GOAL ▸ Scan the material for the word "marker", and copy each line where it shows up.

DATA SUPPLIED ▸

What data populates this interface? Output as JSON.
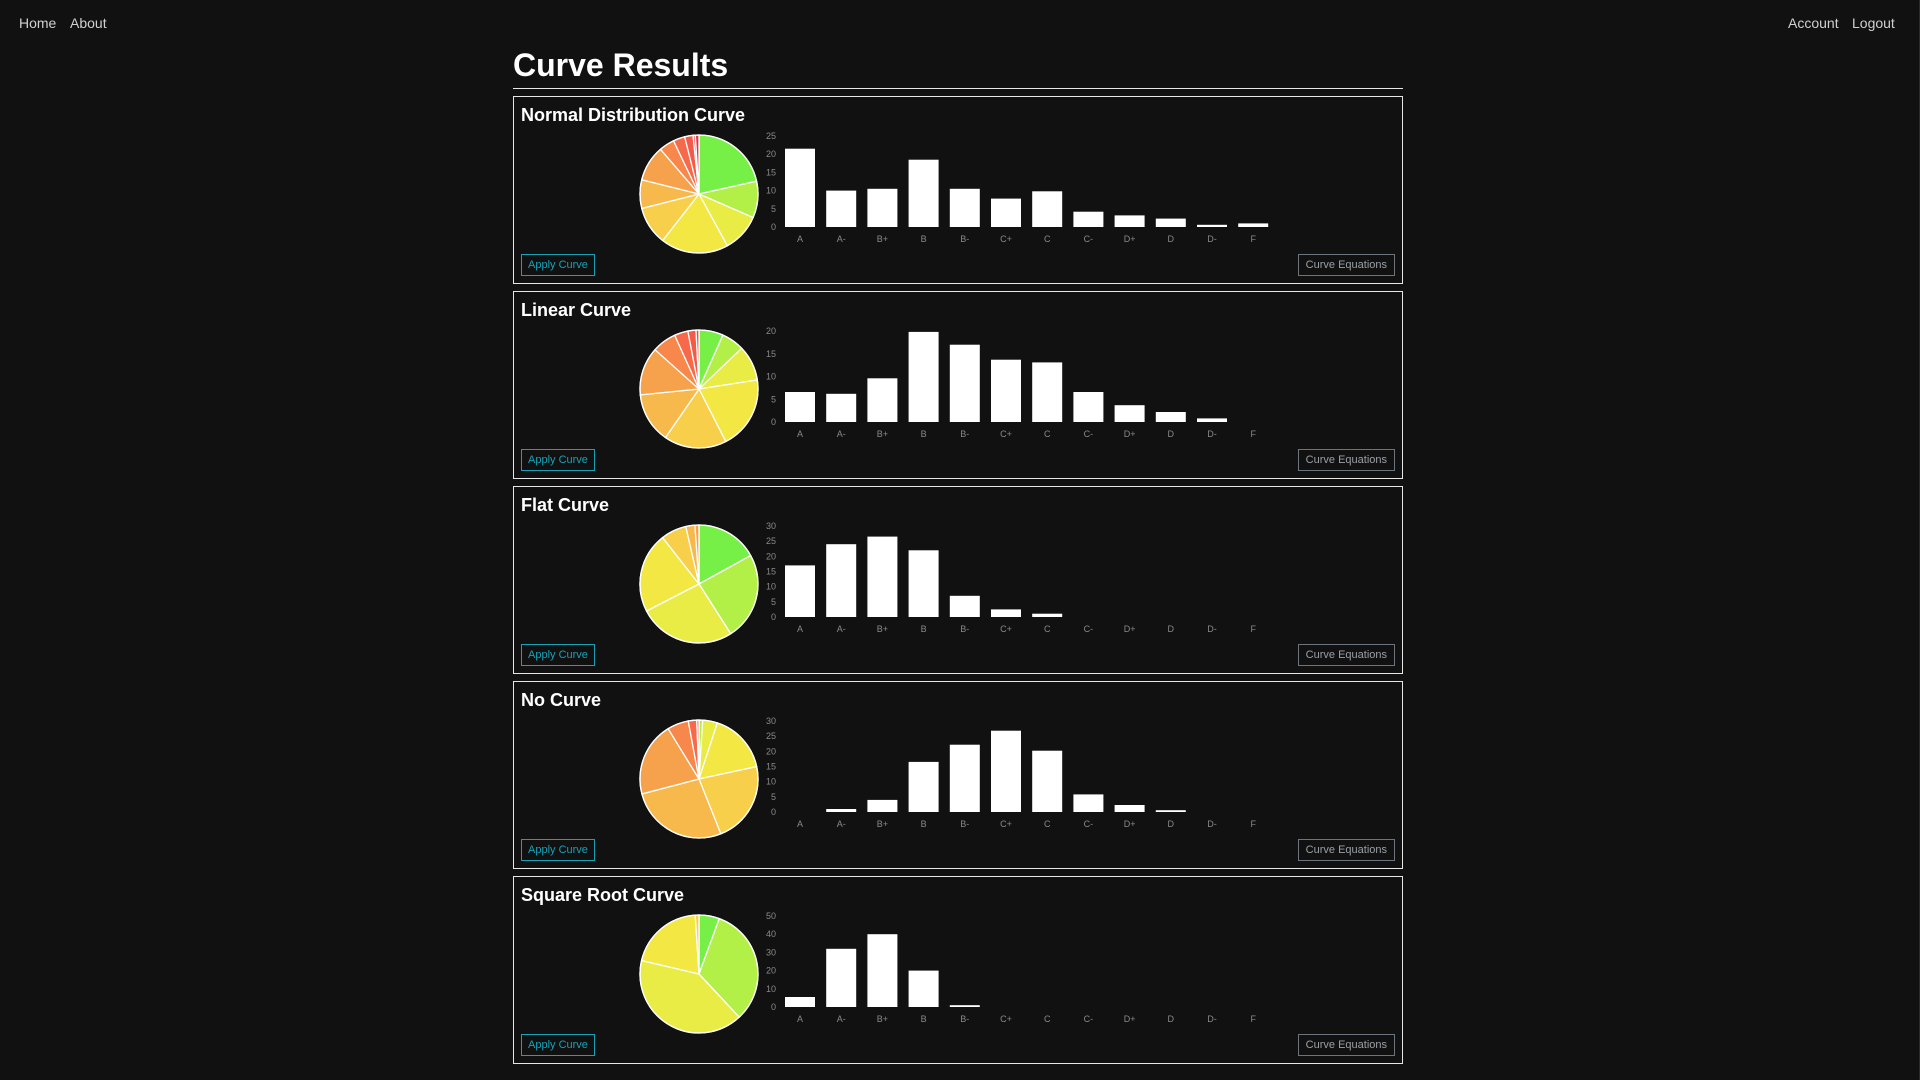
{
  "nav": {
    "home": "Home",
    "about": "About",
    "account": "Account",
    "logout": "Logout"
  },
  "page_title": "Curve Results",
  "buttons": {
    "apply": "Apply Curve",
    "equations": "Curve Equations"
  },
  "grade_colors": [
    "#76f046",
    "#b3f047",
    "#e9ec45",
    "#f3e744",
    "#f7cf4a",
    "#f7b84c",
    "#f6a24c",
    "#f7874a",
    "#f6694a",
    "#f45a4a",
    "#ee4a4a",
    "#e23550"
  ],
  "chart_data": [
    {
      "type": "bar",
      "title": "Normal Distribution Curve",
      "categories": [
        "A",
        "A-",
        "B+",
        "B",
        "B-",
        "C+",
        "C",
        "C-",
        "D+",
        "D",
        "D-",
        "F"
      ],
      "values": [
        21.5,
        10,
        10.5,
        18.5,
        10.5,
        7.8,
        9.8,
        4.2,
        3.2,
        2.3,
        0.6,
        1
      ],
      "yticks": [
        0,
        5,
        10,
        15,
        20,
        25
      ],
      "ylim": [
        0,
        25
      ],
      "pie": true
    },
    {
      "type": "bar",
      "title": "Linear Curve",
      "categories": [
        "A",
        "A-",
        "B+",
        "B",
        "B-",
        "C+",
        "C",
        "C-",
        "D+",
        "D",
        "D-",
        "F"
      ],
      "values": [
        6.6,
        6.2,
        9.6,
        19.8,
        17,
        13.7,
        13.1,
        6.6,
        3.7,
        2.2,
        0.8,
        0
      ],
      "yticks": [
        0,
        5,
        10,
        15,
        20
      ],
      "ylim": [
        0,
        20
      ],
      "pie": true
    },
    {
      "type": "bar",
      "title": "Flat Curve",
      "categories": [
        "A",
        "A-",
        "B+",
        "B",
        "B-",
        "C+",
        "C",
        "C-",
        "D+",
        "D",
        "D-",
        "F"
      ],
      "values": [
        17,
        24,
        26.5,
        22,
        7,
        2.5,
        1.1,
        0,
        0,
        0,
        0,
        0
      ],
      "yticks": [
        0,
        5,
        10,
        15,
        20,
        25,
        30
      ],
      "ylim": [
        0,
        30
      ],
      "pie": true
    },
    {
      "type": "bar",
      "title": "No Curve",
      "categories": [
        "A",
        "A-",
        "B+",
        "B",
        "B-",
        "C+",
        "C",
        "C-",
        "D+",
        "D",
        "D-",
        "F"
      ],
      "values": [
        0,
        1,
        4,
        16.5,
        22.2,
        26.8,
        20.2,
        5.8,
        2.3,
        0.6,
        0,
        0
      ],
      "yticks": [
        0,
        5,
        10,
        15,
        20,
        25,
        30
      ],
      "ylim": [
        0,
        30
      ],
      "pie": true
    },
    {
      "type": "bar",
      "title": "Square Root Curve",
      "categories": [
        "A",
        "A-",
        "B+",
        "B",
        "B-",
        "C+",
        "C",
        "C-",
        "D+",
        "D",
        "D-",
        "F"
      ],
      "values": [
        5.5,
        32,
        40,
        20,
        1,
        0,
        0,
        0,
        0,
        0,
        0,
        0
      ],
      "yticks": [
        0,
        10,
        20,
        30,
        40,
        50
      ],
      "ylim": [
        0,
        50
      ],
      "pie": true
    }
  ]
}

* * *

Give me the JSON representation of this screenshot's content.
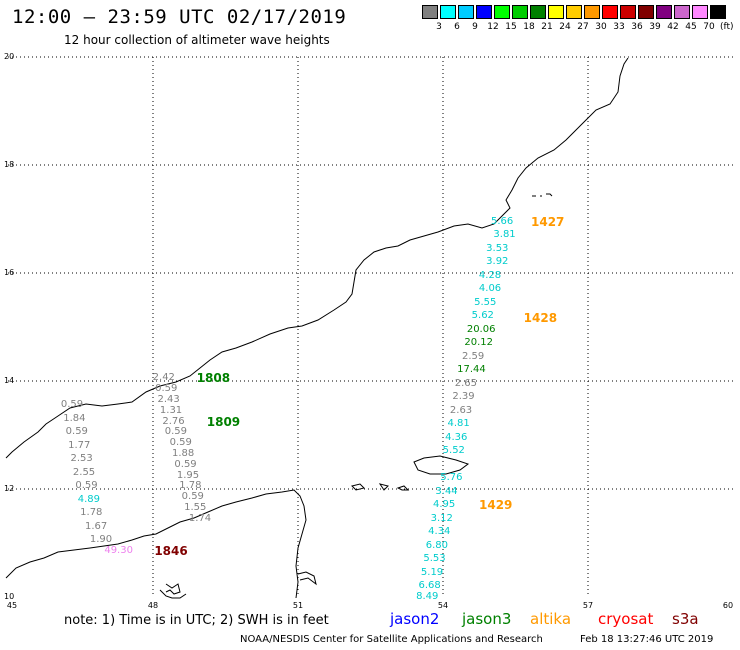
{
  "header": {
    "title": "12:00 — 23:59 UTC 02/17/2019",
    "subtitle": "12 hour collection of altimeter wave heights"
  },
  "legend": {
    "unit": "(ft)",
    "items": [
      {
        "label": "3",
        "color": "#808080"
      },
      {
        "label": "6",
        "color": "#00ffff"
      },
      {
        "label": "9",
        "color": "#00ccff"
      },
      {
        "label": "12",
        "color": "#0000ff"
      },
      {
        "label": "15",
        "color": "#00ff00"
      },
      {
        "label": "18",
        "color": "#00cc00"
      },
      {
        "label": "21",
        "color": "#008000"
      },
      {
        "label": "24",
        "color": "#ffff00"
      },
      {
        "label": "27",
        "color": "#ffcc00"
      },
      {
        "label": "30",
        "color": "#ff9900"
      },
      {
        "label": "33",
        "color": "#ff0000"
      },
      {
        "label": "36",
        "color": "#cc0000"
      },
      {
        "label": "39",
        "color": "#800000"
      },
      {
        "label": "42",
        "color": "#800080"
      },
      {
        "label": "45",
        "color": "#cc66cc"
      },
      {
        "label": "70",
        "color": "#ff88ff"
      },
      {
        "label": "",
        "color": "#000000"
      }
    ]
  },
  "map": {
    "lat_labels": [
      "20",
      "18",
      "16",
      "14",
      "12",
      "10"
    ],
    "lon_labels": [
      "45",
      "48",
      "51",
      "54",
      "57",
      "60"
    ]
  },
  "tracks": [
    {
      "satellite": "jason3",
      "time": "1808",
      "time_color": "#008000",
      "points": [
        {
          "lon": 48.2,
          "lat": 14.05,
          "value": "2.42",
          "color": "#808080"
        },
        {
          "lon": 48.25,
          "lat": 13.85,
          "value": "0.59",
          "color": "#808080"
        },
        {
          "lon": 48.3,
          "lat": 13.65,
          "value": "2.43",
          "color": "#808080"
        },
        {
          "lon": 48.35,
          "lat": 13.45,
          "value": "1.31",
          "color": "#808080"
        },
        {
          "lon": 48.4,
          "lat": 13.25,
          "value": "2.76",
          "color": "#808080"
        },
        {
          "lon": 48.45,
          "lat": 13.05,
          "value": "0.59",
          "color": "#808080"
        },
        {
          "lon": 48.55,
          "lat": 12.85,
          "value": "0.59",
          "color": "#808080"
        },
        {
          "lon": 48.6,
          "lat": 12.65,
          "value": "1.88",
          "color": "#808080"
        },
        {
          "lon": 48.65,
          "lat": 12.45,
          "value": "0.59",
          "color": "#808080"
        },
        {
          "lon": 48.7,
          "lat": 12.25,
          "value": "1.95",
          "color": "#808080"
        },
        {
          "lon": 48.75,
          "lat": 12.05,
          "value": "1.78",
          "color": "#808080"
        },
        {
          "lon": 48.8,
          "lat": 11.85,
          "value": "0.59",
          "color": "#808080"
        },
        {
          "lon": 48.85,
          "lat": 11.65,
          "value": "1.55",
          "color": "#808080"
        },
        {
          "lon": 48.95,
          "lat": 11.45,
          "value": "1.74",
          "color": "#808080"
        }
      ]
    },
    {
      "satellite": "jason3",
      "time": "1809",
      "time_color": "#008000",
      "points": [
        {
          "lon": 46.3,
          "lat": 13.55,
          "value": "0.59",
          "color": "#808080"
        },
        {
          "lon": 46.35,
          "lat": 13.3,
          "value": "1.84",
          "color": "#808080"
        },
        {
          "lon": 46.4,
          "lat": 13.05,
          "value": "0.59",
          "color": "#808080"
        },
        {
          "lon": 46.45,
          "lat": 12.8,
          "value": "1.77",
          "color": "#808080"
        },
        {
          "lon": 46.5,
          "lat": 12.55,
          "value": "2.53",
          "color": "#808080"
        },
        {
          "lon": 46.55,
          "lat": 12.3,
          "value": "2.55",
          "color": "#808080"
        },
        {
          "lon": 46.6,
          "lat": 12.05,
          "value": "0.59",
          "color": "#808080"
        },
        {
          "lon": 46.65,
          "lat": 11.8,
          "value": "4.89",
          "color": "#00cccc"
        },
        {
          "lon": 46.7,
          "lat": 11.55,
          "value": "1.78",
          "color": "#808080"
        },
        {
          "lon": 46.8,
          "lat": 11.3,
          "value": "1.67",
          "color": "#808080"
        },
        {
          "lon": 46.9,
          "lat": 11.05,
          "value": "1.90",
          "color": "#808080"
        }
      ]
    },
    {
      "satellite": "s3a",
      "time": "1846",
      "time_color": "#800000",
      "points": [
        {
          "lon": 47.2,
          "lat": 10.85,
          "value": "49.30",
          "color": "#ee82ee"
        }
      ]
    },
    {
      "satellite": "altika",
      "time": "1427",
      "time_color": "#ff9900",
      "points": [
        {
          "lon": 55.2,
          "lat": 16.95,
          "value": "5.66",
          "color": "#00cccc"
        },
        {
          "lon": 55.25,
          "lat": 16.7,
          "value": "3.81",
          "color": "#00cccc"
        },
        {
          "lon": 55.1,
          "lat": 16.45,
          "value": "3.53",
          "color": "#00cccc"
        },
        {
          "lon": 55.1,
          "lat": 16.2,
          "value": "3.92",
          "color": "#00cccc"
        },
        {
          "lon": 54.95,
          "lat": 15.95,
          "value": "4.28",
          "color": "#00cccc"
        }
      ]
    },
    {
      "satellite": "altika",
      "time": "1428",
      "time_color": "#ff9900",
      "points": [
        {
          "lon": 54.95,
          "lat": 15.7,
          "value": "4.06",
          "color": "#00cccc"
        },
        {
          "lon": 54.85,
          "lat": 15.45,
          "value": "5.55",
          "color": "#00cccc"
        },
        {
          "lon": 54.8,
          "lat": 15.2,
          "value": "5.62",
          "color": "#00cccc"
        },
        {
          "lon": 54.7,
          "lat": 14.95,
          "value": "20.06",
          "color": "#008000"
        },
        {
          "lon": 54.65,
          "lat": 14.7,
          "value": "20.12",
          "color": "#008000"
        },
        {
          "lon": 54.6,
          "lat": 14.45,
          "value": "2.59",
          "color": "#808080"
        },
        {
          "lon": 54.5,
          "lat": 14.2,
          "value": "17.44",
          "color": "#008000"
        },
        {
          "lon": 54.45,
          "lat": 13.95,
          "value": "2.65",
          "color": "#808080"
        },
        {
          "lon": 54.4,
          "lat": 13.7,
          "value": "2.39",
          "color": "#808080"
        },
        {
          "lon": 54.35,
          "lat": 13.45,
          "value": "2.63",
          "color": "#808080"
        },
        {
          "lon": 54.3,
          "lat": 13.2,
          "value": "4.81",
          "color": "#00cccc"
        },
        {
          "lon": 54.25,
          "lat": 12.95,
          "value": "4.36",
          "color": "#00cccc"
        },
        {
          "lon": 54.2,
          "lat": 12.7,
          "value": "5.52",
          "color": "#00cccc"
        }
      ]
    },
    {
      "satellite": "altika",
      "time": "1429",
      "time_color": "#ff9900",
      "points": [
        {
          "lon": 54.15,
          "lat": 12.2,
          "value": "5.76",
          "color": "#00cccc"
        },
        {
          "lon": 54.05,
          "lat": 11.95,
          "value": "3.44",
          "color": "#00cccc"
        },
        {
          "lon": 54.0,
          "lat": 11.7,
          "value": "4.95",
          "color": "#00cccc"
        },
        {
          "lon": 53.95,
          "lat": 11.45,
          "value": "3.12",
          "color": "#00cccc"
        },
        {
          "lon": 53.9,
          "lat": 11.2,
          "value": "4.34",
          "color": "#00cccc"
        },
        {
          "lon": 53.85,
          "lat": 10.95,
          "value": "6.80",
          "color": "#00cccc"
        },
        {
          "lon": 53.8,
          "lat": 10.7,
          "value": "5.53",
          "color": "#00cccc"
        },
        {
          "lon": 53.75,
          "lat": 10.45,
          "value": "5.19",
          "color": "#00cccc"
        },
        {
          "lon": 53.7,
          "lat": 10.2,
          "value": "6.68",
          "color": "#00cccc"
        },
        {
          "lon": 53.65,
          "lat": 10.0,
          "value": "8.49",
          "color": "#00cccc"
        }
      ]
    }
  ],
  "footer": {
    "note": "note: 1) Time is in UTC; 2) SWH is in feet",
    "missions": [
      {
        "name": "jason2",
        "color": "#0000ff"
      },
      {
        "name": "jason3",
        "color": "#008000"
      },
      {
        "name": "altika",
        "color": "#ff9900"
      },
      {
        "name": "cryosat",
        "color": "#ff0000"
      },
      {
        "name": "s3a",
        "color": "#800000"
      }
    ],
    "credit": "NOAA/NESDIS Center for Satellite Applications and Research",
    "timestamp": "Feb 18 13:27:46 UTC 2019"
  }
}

* * *

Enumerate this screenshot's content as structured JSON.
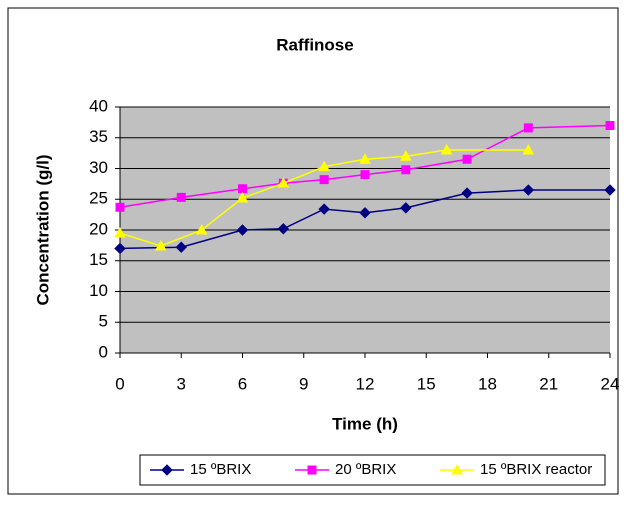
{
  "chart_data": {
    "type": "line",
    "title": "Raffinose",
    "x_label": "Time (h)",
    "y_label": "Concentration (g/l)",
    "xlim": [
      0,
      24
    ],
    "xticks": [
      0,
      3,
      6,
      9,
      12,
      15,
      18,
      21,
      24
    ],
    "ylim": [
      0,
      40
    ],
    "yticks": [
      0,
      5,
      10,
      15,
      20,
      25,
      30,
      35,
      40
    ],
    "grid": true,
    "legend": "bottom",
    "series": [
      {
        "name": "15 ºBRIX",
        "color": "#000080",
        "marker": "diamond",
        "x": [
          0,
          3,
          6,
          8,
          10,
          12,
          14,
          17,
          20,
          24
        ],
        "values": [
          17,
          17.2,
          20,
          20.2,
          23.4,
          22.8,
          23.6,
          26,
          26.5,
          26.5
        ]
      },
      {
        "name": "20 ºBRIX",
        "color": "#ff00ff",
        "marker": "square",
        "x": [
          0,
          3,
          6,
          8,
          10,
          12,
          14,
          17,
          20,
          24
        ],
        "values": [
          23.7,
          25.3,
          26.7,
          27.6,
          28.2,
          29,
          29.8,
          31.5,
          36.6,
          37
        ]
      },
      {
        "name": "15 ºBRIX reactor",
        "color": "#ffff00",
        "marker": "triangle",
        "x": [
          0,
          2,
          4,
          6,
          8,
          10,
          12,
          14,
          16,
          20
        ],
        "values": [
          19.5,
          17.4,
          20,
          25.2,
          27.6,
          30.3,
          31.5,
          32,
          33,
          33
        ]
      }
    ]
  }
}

FINISHED TASK ▸
        "marker": "diamond",
        "marker": "square",
        "marker": "triangle",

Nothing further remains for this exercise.